Direction 1 =>
Answer these questions using the article on running hybrid CHERI userspace on seL4:
(a) What size are CHERI capabilities?
(b) What is the name of the ARM implementation of CHERI?
(c) Which of the three planned stages has been completed so far?
Direction 2 => Write the next part of the article on running hybrid CHERI userspace on seL4, picking up after its last sentence.

Given passage =>
-- begin --
Experience of running hybrid CHERI userspace on seL4
In this article, I share the experience of getting to a point where we could run userspace applications in seL4, which had CHERI capabilities enabled(Hybrid mode). CHERI  is an architectural extension that adds HW capabilities to modern processors. Morello  is the ARM implementation of CHERI. SeL4  is a formally verified microkernel widely deployed in security-critical applications. Since seL4 is formally verified, it might not benefit from CHERI capabilities, but the user application running on seL4 will still benefit.
The model CheriBSD  provides for implementing an operating system on CHERI is not well matched to seL4, as CheriBSD is a monolithic kernel and seL4 is a microkernel kernel. In particular, CheriBSD’s monolithic architecture does not require passing capabilities between processes, while seL4’s microkernel architecture makes passing capabilities a hard requirement.
We designed a three-stage effort to port seL4 to Morello.
- Run a hybrid userspace application. We do this because it requires minimal change to the userspace, but it still requires kernel changes.
- Run a purecap userspace application which will require porting of the userspace libraries.
- Explore the mapping of CHERI caps to seL4 caps. We decided that this was not the right thing to do.
To date, we have completed the first stage. We successfully use CHERI capabilities within the seL4 userspace and identify challenges that must be met to complete Stages 2 and 3.
This work lies at the intersection of capability-based microkernels and capability in hardware. In this section, we describe seL4 – a capability-based microkernel, and CHERI – a hardware platform with capability-enabled instructions.
SeL4 is a formally verified capability-based microkernel. In a microkernel, most functionality provided by a typical monolithic kernel (such as file system, networking, etc) is provided by user-space servers. In a capability-based system, access to system resources is granted by unforgeable tokens called capabilities.
CHERI (Capability Hardware Enabled RISC Instruction) is a hardware instruction set extension that provides hardware capabilities. CHERI capabilities are 128 bits in size. They contain a virtual address, the size of the accessible region, and permission with which that region can be accessed. CHERI protects its pointers by enforcing three properties -– provenance, integrity, and monotonicity.
- Provenance means that capabilities can only be derived from other valid capabilities and cannot be forged from an address.
- Integrity means that capabilities stored in memory cannot be modified. This is achieved by using tagged memory.
-- end --
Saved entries
-- begin --
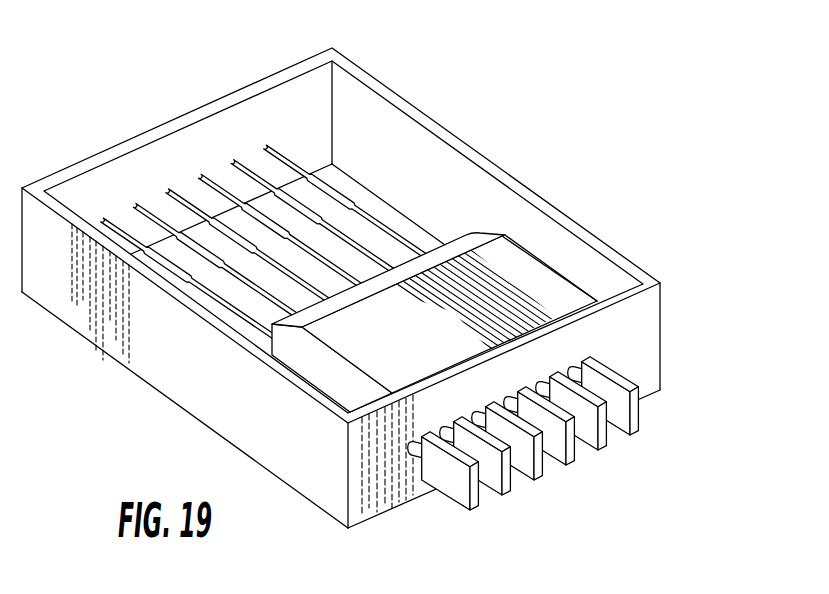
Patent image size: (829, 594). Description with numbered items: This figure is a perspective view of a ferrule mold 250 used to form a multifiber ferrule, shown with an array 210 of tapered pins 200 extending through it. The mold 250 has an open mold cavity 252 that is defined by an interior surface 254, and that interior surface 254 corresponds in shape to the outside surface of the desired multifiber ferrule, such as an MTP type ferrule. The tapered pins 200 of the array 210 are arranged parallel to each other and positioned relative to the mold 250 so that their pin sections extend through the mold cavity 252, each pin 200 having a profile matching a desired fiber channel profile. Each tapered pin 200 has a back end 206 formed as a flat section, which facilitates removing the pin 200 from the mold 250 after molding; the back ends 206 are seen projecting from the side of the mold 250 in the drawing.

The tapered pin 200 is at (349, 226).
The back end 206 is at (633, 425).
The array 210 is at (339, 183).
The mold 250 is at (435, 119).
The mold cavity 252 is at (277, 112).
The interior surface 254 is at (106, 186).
-- end --
-- begin --
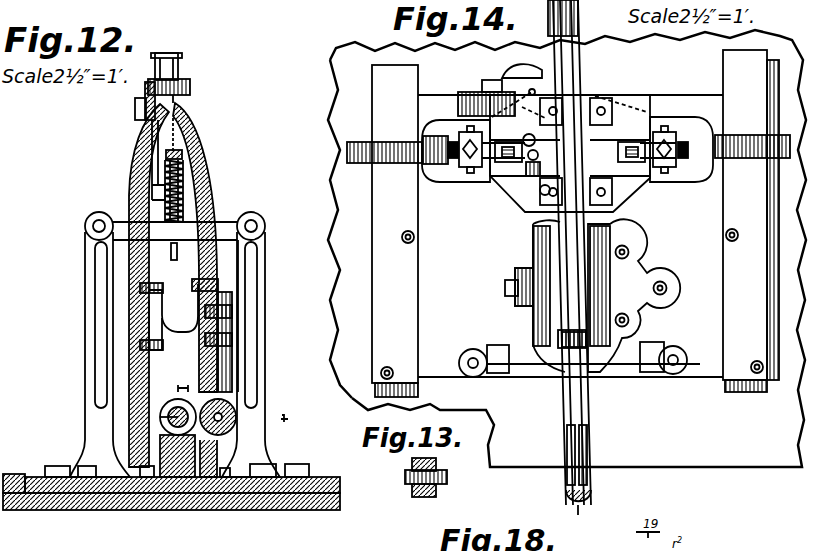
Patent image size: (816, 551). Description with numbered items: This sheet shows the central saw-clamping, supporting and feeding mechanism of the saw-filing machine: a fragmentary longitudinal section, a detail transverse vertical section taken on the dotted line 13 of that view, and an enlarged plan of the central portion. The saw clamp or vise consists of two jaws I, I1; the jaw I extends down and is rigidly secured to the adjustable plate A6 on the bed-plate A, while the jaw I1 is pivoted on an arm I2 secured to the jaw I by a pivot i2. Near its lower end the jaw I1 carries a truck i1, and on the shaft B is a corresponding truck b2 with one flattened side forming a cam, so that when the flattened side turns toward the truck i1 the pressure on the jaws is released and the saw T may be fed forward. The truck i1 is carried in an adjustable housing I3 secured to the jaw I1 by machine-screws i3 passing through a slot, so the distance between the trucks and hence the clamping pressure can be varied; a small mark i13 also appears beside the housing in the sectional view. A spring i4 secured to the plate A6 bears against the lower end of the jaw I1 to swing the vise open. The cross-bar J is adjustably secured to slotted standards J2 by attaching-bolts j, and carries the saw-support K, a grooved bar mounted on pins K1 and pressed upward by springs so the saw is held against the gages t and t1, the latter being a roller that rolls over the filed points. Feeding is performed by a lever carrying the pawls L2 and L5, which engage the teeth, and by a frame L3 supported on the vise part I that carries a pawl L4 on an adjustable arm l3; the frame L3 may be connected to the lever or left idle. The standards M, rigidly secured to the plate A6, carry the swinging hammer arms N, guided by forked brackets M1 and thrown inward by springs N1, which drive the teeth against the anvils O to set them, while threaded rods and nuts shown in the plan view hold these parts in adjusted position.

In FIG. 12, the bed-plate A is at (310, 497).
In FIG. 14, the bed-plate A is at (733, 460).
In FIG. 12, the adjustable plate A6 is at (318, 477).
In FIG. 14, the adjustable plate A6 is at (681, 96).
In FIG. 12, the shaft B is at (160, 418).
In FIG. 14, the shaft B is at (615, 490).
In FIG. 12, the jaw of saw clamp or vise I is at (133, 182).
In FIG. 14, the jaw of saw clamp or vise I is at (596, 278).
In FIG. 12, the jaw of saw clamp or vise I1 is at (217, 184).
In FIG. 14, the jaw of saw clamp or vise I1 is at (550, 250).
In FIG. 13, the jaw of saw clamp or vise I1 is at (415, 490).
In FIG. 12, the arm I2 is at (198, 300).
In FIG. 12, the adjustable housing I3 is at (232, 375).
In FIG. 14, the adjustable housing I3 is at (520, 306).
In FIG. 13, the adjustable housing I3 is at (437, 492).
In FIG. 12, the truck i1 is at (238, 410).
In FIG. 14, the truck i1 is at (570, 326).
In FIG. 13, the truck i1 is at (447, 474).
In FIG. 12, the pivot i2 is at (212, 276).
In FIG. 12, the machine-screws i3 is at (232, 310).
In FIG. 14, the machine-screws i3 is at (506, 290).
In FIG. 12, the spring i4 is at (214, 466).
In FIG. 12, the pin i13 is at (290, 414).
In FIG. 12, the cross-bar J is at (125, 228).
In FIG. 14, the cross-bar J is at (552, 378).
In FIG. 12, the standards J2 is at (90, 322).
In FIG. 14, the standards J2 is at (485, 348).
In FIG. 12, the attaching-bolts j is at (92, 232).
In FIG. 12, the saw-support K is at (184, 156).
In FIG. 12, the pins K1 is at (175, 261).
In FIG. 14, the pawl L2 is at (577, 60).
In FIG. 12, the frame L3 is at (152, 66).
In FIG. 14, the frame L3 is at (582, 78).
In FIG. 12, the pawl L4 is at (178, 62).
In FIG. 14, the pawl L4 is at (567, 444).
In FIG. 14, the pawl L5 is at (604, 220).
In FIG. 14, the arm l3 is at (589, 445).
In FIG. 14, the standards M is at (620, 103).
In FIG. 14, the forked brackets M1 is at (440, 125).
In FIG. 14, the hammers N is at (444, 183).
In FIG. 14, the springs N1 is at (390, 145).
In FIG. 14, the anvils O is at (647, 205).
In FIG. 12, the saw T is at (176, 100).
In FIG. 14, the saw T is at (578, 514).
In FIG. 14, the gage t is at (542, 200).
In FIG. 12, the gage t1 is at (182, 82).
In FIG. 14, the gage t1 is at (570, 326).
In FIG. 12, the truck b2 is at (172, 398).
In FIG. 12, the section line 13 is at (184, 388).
-- end --
Written response 1 =>
(a) 128 bits.
(b) Morello.
(c) The first stage, running a hybrid userspace application.

Written response 2 =>
- Monotonicity requires that, when a capability is stored in a register, it is only possible to reduce its bounds and permissions, e.g., a read-only capability cannot be turned into a read-write one.
| Sealed Capabilities: CHERI capabilities have a sealed bit in the 128 bits. When this bit is set, the capability can be neither sealed nor changed.
EXPERIENCE AND LESSONS
Our port of seL4 to Morello proceeded in three stages. Next, we describe the three stages and the lesson learned in each stage.
Hybrid userspace does not need changes in user applications but still requires changes in the kernel. Regardless of the compilation mode of the application, the operating system must be changed to ensure that the new registers are saved. Also, memory must be configured so that it does not cause failure in capability loads and stores. More details are presented in the appendix. CheriBSD is an adequate guide for this.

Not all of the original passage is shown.